Input records —

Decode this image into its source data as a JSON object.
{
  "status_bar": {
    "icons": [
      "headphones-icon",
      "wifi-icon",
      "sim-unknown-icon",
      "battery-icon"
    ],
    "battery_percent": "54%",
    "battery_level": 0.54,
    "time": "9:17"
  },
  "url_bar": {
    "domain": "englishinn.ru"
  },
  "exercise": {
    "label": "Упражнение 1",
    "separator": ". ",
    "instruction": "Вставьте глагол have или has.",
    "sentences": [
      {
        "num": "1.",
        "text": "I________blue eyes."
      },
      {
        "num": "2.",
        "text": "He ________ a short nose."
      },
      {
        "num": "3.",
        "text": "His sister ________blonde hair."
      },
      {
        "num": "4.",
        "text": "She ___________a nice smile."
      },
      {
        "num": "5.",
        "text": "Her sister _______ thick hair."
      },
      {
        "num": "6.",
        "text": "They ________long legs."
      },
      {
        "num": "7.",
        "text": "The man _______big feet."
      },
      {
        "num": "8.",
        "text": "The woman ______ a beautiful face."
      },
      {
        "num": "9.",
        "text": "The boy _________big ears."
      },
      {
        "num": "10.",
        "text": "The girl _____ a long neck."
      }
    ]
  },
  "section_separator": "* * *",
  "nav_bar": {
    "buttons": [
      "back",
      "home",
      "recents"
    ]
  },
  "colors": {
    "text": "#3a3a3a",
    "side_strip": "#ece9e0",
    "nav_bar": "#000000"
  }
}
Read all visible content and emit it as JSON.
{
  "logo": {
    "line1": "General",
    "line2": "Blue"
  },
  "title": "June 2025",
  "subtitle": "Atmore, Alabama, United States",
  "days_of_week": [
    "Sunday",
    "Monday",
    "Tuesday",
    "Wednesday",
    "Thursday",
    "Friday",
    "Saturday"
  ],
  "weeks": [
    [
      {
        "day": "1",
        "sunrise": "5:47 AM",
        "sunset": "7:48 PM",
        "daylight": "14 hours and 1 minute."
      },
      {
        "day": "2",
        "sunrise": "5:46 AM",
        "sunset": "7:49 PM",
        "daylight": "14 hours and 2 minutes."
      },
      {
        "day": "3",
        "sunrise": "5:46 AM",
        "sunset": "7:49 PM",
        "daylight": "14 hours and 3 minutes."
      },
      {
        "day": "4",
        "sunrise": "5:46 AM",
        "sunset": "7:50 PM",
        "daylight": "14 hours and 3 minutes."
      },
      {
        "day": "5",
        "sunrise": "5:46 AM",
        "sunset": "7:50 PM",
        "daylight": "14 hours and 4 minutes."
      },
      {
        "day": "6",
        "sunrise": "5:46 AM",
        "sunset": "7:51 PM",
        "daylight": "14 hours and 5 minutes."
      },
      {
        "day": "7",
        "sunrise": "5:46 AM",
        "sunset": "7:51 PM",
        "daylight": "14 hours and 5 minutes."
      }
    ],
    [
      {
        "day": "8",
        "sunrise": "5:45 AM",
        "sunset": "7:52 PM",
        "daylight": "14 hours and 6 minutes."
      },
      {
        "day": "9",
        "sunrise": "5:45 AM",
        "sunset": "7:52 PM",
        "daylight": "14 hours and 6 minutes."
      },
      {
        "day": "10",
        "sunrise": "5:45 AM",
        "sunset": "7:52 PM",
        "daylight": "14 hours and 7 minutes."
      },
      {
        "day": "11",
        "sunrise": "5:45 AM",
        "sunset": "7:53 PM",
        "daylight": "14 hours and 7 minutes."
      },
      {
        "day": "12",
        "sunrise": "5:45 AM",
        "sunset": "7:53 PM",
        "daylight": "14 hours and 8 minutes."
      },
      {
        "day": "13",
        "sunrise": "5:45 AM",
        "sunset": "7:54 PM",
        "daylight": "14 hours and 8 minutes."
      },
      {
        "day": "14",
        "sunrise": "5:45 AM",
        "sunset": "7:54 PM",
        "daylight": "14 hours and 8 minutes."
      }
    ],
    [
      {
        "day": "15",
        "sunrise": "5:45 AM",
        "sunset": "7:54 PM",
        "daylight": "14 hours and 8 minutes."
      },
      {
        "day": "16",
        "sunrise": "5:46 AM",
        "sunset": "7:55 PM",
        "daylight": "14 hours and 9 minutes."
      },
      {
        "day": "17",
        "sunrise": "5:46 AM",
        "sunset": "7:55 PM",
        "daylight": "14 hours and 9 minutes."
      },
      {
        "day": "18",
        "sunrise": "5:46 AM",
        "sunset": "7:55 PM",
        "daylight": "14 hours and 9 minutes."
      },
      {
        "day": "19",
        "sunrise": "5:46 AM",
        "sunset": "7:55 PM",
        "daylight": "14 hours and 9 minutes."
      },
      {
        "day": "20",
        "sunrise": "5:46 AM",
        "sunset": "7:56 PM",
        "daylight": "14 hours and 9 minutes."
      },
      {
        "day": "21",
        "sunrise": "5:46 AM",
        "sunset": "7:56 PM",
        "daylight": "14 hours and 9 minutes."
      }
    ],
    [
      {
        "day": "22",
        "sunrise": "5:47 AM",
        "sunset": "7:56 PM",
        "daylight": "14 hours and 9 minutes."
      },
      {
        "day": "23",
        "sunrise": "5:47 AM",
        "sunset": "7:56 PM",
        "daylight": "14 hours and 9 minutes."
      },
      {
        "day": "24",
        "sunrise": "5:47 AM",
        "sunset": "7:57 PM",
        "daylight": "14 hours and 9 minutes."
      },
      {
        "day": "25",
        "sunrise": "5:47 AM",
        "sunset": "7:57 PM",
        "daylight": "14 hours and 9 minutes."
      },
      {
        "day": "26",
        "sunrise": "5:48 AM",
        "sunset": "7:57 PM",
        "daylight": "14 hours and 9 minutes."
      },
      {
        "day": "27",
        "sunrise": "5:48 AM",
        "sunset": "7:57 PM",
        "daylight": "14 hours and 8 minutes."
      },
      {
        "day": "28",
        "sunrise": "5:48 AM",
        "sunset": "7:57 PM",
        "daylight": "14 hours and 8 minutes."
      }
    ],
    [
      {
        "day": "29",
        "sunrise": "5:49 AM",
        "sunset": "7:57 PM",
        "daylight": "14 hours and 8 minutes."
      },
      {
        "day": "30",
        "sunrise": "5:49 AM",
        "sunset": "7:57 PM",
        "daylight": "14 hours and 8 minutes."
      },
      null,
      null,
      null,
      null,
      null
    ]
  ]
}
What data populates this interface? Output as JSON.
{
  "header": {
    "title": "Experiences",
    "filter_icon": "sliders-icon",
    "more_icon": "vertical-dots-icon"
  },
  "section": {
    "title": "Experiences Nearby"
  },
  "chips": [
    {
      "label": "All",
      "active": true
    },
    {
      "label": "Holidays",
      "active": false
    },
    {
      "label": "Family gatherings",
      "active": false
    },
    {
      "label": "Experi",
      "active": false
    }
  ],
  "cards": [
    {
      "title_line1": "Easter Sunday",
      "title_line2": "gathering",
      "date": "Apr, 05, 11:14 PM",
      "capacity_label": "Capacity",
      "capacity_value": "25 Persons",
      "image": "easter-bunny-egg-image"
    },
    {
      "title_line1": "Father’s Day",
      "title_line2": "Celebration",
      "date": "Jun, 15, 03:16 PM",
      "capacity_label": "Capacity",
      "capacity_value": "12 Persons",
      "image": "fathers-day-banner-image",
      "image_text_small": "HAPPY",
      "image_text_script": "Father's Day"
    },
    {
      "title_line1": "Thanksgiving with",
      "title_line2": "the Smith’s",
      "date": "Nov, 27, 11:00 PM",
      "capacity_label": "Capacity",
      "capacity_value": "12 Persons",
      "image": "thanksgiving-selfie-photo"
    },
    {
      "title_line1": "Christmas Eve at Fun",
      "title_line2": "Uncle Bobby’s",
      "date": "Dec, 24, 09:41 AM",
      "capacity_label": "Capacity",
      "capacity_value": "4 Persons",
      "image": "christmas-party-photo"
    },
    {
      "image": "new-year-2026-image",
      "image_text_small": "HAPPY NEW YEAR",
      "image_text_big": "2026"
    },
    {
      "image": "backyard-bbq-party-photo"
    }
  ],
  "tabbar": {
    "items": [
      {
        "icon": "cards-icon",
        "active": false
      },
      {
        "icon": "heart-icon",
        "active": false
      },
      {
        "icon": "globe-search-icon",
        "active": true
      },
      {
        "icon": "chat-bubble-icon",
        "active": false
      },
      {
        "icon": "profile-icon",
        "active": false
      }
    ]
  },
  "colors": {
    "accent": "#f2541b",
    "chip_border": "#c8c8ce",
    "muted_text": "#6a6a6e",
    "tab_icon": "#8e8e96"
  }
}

Objective — Locate the word "sister" in the records and collect each line it appears in.

Written answer —
        "text": "His sister ________blonde hair."
        "text": "Her sister _______ thick hair."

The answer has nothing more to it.